• **Your instructions**
From the listing below, return each line that includes "تاريخ".

• **Information given**

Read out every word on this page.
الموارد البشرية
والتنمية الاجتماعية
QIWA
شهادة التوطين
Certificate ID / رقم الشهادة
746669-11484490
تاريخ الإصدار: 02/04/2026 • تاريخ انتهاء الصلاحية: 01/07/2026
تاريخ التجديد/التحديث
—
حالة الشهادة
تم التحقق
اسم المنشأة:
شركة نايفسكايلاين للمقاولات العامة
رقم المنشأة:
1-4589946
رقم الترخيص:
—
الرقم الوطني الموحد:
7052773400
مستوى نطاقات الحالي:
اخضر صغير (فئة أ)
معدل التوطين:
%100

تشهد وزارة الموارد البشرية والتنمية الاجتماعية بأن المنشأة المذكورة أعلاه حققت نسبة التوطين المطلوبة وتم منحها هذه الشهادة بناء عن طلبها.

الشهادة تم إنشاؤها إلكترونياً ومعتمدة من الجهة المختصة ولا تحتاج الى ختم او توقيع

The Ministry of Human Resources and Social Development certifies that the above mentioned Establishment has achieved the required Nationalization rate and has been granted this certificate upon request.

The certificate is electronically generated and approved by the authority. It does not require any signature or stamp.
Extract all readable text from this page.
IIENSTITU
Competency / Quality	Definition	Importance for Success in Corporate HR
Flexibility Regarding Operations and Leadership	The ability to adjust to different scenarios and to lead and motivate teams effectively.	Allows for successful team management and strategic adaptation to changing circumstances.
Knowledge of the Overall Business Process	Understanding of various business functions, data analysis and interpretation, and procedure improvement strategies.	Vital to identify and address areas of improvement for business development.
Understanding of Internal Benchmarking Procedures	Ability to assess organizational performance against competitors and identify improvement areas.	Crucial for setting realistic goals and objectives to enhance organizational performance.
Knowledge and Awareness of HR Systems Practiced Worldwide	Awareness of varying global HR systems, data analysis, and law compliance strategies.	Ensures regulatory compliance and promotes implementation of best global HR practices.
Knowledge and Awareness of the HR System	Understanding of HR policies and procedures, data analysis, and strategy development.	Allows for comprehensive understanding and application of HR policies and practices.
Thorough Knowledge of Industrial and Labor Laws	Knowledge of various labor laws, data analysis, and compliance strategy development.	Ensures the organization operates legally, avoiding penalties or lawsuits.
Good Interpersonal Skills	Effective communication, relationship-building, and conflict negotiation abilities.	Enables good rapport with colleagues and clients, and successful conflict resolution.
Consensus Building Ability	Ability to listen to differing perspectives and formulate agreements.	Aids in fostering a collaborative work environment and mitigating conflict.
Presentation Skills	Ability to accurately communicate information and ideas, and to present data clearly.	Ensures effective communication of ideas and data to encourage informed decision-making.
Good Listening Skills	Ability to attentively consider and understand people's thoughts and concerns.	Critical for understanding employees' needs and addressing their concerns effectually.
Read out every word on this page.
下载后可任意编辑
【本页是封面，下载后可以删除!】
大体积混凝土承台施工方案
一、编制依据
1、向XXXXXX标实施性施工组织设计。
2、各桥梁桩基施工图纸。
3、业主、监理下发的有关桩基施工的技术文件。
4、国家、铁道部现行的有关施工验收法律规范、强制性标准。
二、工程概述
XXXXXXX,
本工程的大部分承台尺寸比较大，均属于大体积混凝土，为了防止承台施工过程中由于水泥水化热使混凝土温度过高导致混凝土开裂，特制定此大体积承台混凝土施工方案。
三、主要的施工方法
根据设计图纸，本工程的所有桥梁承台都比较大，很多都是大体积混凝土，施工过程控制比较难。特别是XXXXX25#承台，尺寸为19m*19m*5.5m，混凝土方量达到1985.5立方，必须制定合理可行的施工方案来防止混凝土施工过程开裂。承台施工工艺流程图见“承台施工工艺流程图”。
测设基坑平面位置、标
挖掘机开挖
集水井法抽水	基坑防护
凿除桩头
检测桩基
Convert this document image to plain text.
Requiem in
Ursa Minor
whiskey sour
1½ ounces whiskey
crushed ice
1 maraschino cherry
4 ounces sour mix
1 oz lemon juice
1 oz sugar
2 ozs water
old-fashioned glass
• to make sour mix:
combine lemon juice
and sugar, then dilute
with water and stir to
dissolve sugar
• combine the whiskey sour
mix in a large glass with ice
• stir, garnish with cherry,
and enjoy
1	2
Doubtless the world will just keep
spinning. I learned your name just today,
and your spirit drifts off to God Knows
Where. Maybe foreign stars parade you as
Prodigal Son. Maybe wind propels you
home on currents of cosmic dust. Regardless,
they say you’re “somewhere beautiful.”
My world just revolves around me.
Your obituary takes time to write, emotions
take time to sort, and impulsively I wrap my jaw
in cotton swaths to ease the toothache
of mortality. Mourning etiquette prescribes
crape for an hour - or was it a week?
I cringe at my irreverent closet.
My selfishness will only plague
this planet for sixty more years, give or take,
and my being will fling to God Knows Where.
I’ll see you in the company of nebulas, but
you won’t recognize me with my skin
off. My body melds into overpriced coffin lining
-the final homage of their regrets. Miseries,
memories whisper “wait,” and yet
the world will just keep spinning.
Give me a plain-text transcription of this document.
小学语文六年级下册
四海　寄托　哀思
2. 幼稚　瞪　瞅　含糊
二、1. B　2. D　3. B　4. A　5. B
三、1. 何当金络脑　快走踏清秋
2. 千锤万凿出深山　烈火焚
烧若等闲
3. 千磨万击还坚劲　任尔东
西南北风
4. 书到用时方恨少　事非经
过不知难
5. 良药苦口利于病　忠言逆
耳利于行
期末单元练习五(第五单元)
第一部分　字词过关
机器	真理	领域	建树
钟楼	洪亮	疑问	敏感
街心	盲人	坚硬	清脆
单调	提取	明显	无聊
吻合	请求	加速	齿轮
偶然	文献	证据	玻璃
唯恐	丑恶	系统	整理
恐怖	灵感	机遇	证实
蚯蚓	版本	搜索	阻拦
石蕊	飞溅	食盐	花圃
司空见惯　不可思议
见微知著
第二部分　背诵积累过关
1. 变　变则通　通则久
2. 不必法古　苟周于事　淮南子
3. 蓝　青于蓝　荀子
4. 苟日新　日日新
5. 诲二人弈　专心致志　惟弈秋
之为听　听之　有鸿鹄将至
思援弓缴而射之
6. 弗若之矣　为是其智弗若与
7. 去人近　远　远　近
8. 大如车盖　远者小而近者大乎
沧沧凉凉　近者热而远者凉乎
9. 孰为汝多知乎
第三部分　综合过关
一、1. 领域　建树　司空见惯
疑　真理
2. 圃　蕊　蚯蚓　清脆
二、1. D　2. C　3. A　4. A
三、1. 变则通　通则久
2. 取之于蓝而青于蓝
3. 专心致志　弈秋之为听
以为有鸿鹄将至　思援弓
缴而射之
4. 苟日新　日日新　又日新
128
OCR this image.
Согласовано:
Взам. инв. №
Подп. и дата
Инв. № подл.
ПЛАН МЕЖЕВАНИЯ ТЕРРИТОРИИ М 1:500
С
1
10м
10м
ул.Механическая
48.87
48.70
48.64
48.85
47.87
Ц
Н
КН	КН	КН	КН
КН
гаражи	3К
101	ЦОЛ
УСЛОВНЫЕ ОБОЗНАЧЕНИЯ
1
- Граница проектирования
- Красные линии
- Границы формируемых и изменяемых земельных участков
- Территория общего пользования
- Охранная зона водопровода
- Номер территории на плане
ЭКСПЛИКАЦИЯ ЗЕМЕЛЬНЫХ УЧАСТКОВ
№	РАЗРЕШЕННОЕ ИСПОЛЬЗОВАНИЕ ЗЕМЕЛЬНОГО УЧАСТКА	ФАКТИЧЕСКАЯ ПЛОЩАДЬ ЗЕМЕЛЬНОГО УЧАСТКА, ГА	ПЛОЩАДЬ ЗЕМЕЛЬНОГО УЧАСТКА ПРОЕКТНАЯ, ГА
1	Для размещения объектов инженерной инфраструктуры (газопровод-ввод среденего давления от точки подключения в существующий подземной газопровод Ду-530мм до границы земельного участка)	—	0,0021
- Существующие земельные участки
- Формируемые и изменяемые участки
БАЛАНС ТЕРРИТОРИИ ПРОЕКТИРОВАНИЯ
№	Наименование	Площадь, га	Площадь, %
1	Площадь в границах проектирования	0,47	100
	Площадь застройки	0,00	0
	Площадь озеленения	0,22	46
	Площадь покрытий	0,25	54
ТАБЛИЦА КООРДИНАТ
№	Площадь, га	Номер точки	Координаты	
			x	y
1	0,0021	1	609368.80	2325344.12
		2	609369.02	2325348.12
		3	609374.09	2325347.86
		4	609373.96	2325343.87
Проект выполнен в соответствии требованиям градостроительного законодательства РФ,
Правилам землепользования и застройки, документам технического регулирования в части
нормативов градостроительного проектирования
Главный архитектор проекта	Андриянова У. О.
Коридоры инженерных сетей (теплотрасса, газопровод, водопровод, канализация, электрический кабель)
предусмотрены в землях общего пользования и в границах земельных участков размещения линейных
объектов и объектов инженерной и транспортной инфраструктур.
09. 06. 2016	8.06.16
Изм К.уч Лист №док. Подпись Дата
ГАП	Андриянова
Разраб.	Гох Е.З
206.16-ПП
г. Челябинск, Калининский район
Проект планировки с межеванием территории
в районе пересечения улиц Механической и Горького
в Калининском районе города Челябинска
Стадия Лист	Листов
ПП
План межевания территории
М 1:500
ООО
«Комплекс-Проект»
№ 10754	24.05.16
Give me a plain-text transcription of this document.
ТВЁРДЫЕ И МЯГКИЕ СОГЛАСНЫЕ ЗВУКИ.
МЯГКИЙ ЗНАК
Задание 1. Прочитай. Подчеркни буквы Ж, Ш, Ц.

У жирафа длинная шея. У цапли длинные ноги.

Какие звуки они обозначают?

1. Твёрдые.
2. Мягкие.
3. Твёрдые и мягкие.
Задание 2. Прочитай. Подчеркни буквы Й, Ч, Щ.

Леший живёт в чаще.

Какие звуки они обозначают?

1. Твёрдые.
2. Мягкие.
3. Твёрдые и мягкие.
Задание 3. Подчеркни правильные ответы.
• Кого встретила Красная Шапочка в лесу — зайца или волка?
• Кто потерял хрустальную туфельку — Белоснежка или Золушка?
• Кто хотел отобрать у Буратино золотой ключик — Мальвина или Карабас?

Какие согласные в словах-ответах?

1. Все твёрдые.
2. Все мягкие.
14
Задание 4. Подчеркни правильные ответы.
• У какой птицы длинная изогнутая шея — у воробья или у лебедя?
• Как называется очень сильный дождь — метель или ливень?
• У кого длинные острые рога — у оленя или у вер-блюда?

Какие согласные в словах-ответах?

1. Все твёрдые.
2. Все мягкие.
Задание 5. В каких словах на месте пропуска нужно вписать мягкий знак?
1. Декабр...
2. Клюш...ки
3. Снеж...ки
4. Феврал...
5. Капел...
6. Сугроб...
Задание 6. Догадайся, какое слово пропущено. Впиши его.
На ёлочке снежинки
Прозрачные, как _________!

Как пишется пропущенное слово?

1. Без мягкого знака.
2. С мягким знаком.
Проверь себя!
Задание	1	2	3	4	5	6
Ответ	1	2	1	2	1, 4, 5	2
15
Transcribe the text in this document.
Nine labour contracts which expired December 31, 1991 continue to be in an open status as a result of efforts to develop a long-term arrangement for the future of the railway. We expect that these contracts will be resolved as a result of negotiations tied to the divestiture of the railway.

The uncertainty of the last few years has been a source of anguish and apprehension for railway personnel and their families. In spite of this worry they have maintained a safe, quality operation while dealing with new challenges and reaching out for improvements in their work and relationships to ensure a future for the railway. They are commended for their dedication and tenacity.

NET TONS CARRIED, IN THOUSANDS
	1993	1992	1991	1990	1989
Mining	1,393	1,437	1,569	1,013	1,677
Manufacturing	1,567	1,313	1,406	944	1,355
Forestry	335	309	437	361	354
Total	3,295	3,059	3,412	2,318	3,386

• **The result**
تاريخ الإصدار: 02/04/2026 • تاريخ انتهاء الصلاحية: 01/07/2026
تاريخ التجديد/التحديث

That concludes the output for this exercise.